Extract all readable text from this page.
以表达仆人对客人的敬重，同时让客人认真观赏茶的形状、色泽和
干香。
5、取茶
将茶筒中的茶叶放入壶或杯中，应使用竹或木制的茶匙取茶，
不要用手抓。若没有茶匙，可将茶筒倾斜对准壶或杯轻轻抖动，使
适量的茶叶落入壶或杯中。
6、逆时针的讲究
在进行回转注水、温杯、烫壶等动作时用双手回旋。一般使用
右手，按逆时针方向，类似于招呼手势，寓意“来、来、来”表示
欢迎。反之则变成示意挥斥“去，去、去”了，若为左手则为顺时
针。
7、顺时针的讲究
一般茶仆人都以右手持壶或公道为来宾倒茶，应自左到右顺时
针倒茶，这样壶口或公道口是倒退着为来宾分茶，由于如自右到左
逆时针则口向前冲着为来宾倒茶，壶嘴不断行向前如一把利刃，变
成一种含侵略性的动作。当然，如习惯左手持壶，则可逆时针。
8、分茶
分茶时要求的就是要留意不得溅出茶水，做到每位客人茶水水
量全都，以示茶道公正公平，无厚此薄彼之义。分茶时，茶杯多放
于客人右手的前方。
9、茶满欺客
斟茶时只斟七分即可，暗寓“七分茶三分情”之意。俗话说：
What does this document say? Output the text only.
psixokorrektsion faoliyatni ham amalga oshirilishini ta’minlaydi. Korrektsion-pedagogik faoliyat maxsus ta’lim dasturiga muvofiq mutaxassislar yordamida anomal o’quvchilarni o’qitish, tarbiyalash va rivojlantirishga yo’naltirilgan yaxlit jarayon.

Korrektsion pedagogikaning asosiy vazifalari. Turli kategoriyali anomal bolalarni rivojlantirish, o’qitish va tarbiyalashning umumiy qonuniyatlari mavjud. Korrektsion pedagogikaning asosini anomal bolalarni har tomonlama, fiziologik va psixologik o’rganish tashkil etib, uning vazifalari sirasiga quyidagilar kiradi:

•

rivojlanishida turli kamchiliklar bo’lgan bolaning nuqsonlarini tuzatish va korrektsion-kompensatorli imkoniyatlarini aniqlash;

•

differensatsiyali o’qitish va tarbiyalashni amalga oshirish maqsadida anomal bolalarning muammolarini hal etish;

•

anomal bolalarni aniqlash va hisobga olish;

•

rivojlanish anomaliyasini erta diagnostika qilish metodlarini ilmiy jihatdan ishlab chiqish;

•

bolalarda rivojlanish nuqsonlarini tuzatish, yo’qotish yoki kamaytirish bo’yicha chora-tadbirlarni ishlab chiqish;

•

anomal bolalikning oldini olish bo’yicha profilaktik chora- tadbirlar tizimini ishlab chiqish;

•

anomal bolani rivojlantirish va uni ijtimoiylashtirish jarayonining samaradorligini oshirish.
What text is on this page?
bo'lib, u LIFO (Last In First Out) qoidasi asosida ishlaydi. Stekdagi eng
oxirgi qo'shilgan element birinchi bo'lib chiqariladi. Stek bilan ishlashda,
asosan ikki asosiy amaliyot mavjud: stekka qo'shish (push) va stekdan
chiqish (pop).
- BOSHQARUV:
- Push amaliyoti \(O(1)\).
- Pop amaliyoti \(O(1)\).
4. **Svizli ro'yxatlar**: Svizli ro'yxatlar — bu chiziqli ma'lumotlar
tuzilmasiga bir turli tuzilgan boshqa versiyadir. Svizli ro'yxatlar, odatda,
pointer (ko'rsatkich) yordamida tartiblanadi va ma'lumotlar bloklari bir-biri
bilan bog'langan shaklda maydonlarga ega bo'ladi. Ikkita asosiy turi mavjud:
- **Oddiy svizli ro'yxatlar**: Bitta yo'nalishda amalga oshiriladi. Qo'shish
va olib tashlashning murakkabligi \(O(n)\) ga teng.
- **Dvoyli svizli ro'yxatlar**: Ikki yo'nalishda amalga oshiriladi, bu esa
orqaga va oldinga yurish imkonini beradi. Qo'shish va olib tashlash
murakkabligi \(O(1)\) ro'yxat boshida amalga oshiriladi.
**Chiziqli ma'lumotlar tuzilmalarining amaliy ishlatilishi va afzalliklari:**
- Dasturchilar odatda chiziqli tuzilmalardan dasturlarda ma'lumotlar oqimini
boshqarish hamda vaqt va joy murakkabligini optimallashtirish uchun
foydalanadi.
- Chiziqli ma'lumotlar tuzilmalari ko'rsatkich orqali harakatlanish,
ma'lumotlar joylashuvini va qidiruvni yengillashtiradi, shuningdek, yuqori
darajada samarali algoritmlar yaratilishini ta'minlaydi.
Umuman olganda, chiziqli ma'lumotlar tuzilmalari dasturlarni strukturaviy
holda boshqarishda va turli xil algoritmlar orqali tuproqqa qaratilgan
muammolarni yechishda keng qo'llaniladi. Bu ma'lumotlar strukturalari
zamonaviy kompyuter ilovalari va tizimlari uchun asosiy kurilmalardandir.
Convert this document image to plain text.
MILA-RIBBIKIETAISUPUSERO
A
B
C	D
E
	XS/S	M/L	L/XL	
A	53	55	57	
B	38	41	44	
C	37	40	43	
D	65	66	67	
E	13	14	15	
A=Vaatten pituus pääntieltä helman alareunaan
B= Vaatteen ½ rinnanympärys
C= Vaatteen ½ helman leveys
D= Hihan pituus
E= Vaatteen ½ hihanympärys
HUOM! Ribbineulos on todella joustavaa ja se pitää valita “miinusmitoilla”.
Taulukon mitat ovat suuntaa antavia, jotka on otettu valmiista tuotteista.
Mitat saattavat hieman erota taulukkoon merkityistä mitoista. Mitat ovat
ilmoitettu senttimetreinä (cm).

_GOAL_
In the entries above, how many lines hold the word "text"? State the number and nothing else.

_ANSWER TO THE EXERCISE_
4